SHORT EXERCISE: Gather each line containing the string "JSON" from these entries.

GIVEN DATA:
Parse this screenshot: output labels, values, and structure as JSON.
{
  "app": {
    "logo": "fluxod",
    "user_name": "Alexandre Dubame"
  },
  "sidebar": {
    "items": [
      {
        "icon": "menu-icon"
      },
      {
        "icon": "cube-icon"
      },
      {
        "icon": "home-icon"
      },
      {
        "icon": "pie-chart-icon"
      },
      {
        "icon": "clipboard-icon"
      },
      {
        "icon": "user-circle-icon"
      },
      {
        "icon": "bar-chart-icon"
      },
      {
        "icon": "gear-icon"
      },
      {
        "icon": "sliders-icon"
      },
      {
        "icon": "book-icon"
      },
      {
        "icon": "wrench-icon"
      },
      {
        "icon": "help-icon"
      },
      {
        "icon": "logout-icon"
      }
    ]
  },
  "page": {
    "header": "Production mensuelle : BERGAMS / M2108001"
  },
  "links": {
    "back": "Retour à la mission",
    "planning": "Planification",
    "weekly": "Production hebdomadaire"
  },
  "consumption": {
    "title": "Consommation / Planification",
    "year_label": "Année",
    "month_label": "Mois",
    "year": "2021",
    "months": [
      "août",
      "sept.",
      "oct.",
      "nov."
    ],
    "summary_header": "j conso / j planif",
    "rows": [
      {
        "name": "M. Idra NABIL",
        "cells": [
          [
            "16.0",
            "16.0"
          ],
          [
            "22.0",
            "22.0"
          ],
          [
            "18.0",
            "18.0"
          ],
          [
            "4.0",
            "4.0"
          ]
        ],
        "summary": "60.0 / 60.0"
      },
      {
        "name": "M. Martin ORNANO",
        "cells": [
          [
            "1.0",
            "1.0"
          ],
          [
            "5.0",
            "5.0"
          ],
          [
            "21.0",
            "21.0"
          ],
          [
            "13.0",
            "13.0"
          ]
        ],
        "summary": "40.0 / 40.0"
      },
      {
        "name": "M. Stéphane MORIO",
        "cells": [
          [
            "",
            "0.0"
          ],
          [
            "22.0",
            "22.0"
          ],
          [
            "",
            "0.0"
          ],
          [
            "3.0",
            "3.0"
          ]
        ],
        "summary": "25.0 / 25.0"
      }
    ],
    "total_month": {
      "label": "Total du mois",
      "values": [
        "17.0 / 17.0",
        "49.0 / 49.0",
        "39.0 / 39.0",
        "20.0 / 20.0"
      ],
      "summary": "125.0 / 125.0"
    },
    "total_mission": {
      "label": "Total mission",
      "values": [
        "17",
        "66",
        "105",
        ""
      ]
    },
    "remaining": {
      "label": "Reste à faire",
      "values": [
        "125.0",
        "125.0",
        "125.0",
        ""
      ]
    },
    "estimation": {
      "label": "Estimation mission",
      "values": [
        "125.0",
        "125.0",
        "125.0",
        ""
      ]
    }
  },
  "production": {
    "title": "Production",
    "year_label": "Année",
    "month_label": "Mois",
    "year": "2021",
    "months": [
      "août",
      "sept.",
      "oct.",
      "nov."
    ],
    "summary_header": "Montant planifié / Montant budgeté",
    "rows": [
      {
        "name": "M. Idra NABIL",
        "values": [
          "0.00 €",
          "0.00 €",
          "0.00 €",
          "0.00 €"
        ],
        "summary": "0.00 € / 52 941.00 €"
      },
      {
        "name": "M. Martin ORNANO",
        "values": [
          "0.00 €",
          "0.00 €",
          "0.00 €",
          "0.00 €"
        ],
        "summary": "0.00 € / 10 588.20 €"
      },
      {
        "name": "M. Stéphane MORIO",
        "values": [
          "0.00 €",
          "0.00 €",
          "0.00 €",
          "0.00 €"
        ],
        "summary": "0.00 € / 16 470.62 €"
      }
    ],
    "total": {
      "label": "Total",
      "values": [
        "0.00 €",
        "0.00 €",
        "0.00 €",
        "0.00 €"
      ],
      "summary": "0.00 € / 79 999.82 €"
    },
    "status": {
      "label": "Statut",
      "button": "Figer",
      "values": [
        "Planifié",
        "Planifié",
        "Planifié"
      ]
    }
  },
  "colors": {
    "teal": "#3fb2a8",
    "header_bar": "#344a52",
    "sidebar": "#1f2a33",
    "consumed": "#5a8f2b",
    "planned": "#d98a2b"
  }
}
...
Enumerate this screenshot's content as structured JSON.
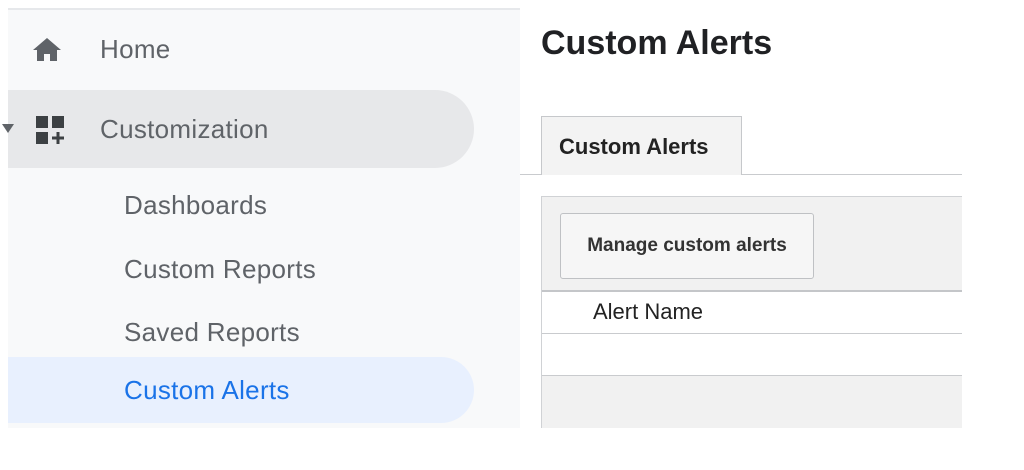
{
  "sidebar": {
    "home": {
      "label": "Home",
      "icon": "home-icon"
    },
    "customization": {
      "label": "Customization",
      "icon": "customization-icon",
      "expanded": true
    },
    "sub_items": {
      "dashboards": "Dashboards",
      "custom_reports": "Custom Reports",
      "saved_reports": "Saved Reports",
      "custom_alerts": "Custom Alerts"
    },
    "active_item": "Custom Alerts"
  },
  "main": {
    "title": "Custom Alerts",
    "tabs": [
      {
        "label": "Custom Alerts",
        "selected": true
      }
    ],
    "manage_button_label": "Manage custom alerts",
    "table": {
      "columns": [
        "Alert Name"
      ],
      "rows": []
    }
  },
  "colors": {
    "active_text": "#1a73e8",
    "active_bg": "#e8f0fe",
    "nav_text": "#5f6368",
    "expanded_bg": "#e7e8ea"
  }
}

FINISHED EXERCISE:
Parse this screenshot: output labels, values, and structure as JSON.
Enumerate this screenshot's content as structured JSON.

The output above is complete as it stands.